* PROBLEM TO WORK ON:
Report each line from the records where the string "midpoint" turns up.

= = =

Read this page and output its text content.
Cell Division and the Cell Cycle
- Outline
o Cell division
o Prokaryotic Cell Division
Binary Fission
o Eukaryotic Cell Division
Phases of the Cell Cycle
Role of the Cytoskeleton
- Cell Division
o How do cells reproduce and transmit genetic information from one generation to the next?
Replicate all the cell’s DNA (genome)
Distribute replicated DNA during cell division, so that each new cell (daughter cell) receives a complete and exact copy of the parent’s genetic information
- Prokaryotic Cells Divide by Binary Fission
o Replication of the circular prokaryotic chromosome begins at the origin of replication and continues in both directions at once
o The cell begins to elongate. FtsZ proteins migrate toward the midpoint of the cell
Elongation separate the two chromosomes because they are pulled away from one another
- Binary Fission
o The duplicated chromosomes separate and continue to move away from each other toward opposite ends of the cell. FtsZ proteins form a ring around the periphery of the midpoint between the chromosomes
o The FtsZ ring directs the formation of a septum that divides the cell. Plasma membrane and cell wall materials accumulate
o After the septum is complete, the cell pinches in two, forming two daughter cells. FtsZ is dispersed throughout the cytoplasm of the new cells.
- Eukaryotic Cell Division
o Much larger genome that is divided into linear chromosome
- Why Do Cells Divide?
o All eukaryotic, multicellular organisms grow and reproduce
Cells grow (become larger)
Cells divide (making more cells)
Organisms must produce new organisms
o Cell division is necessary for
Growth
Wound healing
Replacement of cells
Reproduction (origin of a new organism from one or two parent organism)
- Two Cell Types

= = =

* EXERCISE OUTPUT:
o The cell begins to elongate. FtsZ proteins migrate toward the midpoint of the cell
o The duplicated chromosomes separate and continue to move away from each other toward opposite ends of the cell. FtsZ proteins form a ring around the periphery of the midpoint between the chromosomes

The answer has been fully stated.